### What is asked
Will you transcribe the entries that follow, exactly and in full?

## START Extracted entries

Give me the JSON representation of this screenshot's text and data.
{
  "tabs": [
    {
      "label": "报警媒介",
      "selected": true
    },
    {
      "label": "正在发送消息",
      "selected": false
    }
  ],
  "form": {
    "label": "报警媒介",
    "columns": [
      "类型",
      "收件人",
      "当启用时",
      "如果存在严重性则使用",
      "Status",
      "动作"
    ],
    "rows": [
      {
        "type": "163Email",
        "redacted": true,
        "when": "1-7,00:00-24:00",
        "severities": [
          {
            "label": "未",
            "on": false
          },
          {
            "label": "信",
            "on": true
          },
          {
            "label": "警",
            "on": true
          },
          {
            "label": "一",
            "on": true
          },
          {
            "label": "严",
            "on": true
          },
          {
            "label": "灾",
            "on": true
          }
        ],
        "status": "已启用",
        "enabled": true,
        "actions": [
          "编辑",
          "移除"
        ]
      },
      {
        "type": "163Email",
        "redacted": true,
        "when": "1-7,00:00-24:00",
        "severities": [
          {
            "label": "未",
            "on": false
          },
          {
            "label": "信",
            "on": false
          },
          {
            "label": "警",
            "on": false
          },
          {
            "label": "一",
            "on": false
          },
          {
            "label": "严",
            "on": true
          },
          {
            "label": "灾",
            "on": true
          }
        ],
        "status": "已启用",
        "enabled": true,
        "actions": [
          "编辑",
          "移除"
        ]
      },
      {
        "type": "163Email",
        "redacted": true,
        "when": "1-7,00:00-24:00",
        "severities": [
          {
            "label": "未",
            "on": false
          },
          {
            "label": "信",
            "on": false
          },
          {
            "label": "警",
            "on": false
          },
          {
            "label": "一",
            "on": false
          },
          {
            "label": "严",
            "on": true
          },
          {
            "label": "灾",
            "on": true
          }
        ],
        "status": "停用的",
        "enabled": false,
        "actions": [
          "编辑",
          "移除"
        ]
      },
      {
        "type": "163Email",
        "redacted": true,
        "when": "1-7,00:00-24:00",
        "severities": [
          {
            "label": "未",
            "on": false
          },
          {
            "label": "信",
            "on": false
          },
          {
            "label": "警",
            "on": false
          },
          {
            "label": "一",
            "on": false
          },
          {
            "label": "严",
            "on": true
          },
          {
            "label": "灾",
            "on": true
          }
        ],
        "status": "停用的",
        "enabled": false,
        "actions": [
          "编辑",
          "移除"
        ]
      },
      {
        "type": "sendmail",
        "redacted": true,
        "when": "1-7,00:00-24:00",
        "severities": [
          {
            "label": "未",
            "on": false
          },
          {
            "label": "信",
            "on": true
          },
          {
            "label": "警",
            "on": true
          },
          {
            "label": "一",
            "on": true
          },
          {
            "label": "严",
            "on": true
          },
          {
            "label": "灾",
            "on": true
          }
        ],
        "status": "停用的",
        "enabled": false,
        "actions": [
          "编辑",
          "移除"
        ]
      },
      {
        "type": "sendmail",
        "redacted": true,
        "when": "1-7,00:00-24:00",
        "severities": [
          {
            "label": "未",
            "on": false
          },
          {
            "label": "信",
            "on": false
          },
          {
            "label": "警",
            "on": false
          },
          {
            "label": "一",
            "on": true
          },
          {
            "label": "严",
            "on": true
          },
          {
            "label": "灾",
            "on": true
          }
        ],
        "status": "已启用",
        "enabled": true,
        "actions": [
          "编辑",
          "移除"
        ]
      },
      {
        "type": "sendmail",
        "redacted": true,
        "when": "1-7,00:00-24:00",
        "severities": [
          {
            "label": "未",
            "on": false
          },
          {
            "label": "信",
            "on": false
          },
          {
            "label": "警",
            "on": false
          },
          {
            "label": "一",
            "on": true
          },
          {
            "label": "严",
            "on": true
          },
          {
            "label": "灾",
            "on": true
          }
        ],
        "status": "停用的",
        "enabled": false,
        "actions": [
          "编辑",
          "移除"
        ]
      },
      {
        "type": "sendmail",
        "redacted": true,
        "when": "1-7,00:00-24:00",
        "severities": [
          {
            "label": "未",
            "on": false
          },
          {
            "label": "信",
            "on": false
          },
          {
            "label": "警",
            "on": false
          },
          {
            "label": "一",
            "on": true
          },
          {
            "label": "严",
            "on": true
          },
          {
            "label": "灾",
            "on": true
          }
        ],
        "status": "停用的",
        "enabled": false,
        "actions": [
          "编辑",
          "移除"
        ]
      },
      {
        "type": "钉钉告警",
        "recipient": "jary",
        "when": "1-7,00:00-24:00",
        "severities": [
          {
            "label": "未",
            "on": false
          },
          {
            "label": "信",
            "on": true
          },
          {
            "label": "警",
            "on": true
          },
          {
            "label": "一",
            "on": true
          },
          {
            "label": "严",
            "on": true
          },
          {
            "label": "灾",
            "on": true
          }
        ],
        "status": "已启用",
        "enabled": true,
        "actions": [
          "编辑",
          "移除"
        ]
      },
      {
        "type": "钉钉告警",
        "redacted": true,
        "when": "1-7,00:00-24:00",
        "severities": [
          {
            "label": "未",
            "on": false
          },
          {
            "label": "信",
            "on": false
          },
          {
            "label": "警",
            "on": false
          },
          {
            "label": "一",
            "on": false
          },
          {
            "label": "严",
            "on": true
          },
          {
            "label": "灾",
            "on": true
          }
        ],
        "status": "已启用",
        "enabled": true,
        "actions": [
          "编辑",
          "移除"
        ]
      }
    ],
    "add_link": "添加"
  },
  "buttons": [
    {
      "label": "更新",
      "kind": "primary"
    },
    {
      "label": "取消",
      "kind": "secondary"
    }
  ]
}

## END Extracted entries

### Correct answer
Give me the JSON representation of this screenshot's text and data.
{
  "tabs": [
    {
      "label": "报警媒介",
      "selected": true
    },
    {
      "label": "正在发送消息",
      "selected": false
    }
  ],
  "form": {
    "label": "报警媒介",
    "columns": [
      "类型",
      "收件人",
      "当启用时",
      "如果存在严重性则使用",
      "Status",
      "动作"
    ],
    "rows": [
      {
        "type": "163Email",
        "redacted": true,
        "when": "1-7,00:00-24:00",
        "severities": [
          {
            "label": "未",
            "on": false
          },
          {
            "label": "信",
            "on": true
          },
          {
            "label": "警",
            "on": true
          },
          {
            "label": "一",
            "on": true
          },
          {
            "label": "严",
            "on": true
          },
          {
            "label": "灾",
            "on": true
          }
        ],
        "status": "已启用",
        "enabled": true,
        "actions": [
          "编辑",
          "移除"
        ]
      },
      {
        "type": "163Email",
        "redacted": true,
        "when": "1-7,00:00-24:00",
        "severities": [
          {
            "label": "未",
            "on": false
          },
          {
            "label": "信",
            "on": false
          },
          {
            "label": "警",
            "on": false
          },
          {
            "label": "一",
            "on": false
          },
          {
            "label": "严",
            "on": true
          },
          {
            "label": "灾",
            "on": true
          }
        ],
        "status": "已启用",
        "enabled": true,
        "actions": [
          "编辑",
          "移除"
        ]
      },
      {
        "type": "163Email",
        "redacted": true,
        "when": "1-7,00:00-24:00",
        "severities": [
          {
            "label": "未",
            "on": false
          },
          {
            "label": "信",
            "on": false
          },
          {
            "label": "警",
            "on": false
          },
          {
            "label": "一",
            "on": false
          },
          {
            "label": "严",
            "on": true
          },
          {
            "label": "灾",
            "on": true
          }
        ],
        "status": "停用的",
        "enabled": false,
        "actions": [
          "编辑",
          "移除"
        ]
      },
      {
        "type": "163Email",
        "redacted": true,
        "when": "1-7,00:00-24:00",
        "severities": [
          {
            "label": "未",
            "on": false
          },
          {
            "label": "信",
            "on": false
          },
          {
            "label": "警",
            "on": false
          },
          {
            "label": "一",
            "on": false
          },
          {
            "label": "严",
            "on": true
          },
          {
            "label": "灾",
            "on": true
          }
        ],
        "status": "停用的",
        "enabled": false,
        "actions": [
          "编辑",
          "移除"
        ]
      },
      {
        "type": "sendmail",
        "redacted": true,
        "when": "1-7,00:00-24:00",
        "severities": [
          {
            "label": "未",
            "on": false
          },
          {
            "label": "信",
            "on": true
          },
          {
            "label": "警",
            "on": true
          },
          {
            "label": "一",
            "on": true
          },
          {
            "label": "严",
            "on": true
          },
          {
            "label": "灾",
            "on": true
          }
        ],
        "status": "停用的",
        "enabled": false,
        "actions": [
          "编辑",
          "移除"
        ]
      },
      {
        "type": "sendmail",
        "redacted": true,
        "when": "1-7,00:00-24:00",
        "severities": [
          {
            "label": "未",
            "on": false
          },
          {
            "label": "信",
            "on": false
          },
          {
            "label": "警",
            "on": false
          },
          {
            "label": "一",
            "on": true
          },
          {
            "label": "严",
            "on": true
          },
          {
            "label": "灾",
            "on": true
          }
        ],
        "status": "已启用",
        "enabled": true,
        "actions": [
          "编辑",
          "移除"
        ]
      },
      {
        "type": "sendmail",
        "redacted": true,
        "when": "1-7,00:00-24:00",
        "severities": [
          {
            "label": "未",
            "on": false
          },
          {
            "label": "信",
            "on": false
          },
          {
            "label": "警",
            "on": false
          },
          {
            "label": "一",
            "on": true
          },
          {
            "label": "严",
            "on": true
          },
          {
            "label": "灾",
            "on": true
          }
        ],
        "status": "停用的",
        "enabled": false,
        "actions": [
          "编辑",
          "移除"
        ]
      },
      {
        "type": "sendmail",
        "redacted": true,
        "when": "1-7,00:00-24:00",
        "severities": [
          {
            "label": "未",
            "on": false
          },
          {
            "label": "信",
            "on": false
          },
          {
            "label": "警",
            "on": false
          },
          {
            "label": "一",
            "on": true
          },
          {
            "label": "严",
            "on": true
          },
          {
            "label": "灾",
            "on": true
          }
        ],
        "status": "停用的",
        "enabled": false,
        "actions": [
          "编辑",
          "移除"
        ]
      },
      {
        "type": "钉钉告警",
        "recipient": "jary",
        "when": "1-7,00:00-24:00",
        "severities": [
          {
            "label": "未",
            "on": false
          },
          {
            "label": "信",
            "on": true
          },
          {
            "label": "警",
            "on": true
          },
          {
            "label": "一",
            "on": true
          },
          {
            "label": "严",
            "on": true
          },
          {
            "label": "灾",
            "on": true
          }
        ],
        "status": "已启用",
        "enabled": true,
        "actions": [
          "编辑",
          "移除"
        ]
      },
      {
        "type": "钉钉告警",
        "redacted": true,
        "when": "1-7,00:00-24:00",
        "severities": [
          {
            "label": "未",
            "on": false
          },
          {
            "label": "信",
            "on": false
          },
          {
            "label": "警",
            "on": false
          },
          {
            "label": "一",
            "on": false
          },
          {
            "label": "严",
            "on": true
          },
          {
            "label": "灾",
            "on": true
          }
        ],
        "status": "已启用",
        "enabled": true,
        "actions": [
          "编辑",
          "移除"
        ]
      }
    ],
    "add_link": "添加"
  },
  "buttons": [
    {
      "label": "更新",
      "kind": "primary"
    },
    {
      "label": "取消",
      "kind": "secondary"
    }
  ]
}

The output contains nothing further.